Provided data start

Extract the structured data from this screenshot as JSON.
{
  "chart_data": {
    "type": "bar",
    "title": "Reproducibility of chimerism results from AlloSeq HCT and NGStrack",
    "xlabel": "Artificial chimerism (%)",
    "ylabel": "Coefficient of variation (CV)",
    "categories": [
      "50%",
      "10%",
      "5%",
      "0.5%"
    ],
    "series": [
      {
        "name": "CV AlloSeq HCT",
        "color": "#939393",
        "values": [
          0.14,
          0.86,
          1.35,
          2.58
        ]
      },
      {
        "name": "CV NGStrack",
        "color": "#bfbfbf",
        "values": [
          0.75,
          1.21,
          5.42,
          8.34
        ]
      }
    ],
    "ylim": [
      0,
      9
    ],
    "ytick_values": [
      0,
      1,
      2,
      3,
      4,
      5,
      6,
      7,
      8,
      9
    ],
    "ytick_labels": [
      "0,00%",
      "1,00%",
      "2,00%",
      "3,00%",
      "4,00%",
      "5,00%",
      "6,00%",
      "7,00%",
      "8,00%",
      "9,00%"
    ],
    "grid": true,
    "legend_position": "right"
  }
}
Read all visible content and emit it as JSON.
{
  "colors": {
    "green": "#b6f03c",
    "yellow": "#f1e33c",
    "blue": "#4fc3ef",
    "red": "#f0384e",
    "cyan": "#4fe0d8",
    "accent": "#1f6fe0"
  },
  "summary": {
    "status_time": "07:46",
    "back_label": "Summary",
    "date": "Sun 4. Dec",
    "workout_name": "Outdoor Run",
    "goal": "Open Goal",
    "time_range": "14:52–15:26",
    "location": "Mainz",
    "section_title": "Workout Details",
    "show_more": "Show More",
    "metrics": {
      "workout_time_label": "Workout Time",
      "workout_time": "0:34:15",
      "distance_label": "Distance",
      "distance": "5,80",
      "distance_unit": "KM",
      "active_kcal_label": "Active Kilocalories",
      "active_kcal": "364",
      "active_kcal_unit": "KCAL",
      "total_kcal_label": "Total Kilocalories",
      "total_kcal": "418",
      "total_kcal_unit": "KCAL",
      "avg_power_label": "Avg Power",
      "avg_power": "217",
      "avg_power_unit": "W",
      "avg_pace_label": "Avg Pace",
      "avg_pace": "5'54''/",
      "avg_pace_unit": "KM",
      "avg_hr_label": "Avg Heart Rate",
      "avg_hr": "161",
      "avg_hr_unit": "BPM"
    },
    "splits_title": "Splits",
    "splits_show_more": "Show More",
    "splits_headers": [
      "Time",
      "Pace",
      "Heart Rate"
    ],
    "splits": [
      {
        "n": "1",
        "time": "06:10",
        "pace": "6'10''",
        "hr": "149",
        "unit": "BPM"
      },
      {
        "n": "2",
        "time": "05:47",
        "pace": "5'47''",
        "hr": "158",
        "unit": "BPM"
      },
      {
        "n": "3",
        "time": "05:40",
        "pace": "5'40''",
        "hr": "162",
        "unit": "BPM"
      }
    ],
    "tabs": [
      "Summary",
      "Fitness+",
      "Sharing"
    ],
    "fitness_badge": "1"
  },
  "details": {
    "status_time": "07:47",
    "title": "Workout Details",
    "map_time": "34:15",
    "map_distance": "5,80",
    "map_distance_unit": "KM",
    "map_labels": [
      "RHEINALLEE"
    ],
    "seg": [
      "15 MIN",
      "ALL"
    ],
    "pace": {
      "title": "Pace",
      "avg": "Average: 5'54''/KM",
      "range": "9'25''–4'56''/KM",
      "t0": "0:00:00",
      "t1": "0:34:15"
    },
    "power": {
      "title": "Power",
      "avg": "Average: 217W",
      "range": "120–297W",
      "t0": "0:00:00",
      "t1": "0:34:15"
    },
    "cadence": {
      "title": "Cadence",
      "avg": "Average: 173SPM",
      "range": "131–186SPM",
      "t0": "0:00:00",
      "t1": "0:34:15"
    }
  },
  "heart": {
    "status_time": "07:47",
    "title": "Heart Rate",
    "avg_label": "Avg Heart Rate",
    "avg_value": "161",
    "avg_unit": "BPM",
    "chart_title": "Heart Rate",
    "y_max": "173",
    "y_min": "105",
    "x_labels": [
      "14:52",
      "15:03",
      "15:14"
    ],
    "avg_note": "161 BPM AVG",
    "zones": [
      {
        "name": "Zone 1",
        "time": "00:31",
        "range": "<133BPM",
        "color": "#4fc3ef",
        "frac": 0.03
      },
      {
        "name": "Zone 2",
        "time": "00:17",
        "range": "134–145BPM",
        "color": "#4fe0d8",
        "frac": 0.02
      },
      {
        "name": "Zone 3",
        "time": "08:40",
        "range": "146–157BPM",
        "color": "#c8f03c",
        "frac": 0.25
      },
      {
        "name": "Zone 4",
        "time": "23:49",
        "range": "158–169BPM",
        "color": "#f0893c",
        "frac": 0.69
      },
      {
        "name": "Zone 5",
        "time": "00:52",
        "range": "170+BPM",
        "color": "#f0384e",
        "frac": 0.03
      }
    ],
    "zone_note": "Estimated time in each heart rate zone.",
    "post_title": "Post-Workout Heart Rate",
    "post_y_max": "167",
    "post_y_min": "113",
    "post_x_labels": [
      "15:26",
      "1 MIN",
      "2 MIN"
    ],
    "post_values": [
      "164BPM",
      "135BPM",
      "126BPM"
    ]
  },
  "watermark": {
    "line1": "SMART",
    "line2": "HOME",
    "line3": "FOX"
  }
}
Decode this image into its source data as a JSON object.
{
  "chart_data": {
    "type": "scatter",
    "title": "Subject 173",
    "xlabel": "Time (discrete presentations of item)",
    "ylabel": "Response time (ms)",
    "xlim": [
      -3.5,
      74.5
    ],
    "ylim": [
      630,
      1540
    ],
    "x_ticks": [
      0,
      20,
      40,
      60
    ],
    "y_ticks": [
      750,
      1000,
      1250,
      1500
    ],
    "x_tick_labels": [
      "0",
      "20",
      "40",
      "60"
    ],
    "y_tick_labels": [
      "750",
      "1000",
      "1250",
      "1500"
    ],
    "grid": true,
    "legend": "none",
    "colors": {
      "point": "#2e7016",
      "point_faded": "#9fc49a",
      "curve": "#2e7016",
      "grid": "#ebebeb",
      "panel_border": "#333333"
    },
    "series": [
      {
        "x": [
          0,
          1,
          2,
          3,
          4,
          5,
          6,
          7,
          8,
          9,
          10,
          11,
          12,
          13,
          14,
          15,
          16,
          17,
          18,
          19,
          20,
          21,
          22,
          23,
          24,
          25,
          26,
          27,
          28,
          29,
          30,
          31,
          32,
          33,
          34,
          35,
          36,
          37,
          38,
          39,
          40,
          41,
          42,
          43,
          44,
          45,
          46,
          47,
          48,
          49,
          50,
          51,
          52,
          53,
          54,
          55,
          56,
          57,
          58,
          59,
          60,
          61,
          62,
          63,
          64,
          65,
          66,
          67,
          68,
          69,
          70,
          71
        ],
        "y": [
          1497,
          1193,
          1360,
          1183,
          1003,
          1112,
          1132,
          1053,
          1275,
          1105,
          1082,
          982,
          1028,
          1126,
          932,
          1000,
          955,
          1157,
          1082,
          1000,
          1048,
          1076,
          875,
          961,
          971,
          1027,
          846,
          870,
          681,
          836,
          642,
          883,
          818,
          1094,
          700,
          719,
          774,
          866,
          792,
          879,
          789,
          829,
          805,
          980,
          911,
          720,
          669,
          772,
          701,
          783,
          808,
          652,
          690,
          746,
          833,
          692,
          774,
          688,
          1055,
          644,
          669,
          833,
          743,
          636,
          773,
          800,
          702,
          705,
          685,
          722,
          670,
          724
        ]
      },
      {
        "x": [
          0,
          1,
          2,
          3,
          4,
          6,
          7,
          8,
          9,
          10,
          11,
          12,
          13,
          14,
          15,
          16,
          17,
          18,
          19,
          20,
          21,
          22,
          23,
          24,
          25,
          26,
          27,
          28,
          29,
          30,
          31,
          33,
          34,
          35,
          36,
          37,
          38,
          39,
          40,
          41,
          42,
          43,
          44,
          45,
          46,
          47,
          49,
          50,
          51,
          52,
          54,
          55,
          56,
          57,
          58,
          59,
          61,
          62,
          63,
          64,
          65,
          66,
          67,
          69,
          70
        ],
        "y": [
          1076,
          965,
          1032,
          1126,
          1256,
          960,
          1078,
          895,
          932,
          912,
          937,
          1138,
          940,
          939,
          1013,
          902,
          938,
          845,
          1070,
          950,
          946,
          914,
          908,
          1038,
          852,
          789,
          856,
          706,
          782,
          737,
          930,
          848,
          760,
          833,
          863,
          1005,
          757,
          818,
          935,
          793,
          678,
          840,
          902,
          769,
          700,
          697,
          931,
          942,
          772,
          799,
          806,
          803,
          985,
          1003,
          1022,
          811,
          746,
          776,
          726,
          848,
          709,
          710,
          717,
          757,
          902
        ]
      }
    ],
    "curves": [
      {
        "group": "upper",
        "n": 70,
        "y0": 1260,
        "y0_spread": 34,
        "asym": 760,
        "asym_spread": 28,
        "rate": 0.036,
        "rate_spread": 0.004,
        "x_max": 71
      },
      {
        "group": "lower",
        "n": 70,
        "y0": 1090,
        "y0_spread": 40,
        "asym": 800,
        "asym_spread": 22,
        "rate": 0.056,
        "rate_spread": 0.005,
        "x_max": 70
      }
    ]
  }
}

Provided data end

*Task directions*
Review the preceding data and report every line that includes the string "chimerism".

*Task response*
    "title": "Reproducibility of chimerism results from AlloSeq HCT and NGStrack",
    "xlabel": "Artificial chimerism (%)",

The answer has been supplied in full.